Given records —
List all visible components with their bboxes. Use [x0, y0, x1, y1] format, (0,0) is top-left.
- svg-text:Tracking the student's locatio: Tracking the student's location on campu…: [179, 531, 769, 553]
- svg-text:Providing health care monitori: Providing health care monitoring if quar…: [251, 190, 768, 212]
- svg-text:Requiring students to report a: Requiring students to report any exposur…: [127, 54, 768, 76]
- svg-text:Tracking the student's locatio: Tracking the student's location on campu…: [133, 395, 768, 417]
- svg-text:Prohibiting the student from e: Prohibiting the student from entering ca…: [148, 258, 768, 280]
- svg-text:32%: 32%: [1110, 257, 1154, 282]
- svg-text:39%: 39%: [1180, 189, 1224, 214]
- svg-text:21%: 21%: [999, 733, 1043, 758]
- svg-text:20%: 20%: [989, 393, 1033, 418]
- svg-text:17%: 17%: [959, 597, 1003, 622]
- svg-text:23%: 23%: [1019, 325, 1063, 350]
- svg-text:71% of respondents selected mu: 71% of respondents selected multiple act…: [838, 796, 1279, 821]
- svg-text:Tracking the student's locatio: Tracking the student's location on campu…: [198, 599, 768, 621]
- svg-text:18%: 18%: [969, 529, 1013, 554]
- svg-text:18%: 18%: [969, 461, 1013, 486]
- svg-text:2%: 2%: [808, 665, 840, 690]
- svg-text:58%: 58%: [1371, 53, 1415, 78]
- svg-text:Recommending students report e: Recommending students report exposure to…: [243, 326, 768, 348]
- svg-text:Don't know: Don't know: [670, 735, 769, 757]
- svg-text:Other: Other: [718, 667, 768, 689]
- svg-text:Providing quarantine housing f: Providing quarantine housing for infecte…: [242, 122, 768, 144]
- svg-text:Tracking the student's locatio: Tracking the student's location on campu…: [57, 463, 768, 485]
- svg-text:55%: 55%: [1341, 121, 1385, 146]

---

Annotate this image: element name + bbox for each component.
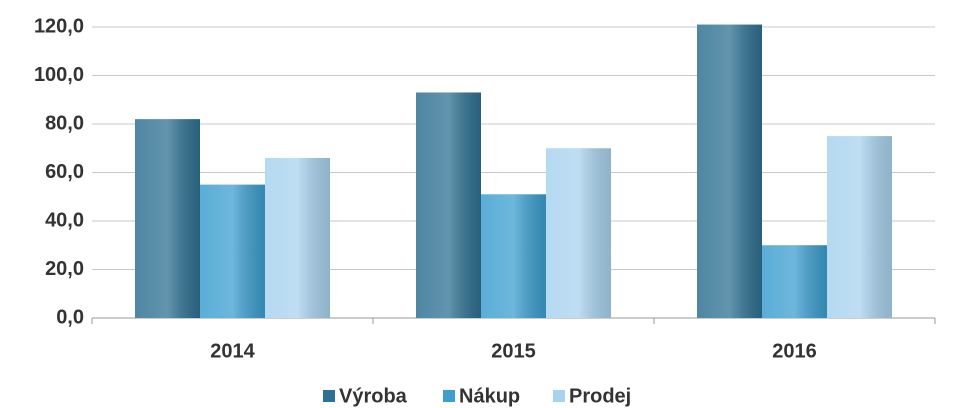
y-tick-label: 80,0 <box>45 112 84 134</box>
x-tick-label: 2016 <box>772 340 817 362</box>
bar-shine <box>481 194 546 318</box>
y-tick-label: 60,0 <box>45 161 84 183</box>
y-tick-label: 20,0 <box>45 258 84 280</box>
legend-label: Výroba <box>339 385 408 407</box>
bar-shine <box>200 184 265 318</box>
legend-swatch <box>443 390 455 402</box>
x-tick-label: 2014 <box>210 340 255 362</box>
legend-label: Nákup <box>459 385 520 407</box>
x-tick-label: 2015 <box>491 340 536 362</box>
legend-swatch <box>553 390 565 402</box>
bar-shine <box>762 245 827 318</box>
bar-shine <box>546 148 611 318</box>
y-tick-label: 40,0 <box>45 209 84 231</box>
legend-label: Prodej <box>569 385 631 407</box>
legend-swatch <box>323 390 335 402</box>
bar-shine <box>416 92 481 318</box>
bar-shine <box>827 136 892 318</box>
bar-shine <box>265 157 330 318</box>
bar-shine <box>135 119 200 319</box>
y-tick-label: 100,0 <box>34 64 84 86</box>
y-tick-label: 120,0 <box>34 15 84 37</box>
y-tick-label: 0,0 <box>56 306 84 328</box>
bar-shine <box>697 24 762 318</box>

Exercise details — Copy the data above word for word, starting with the line that contains "List all visible" and ending with the line that contains "531, 769, 553]", both lines included.

Finished exercise —
List all visible components with their bboxes. Use [x0, y0, x1, y1] format, (0,0) is top-left.
- svg-text:Tracking the student's locatio: Tracking the student's location on campu…: [179, 531, 769, 553]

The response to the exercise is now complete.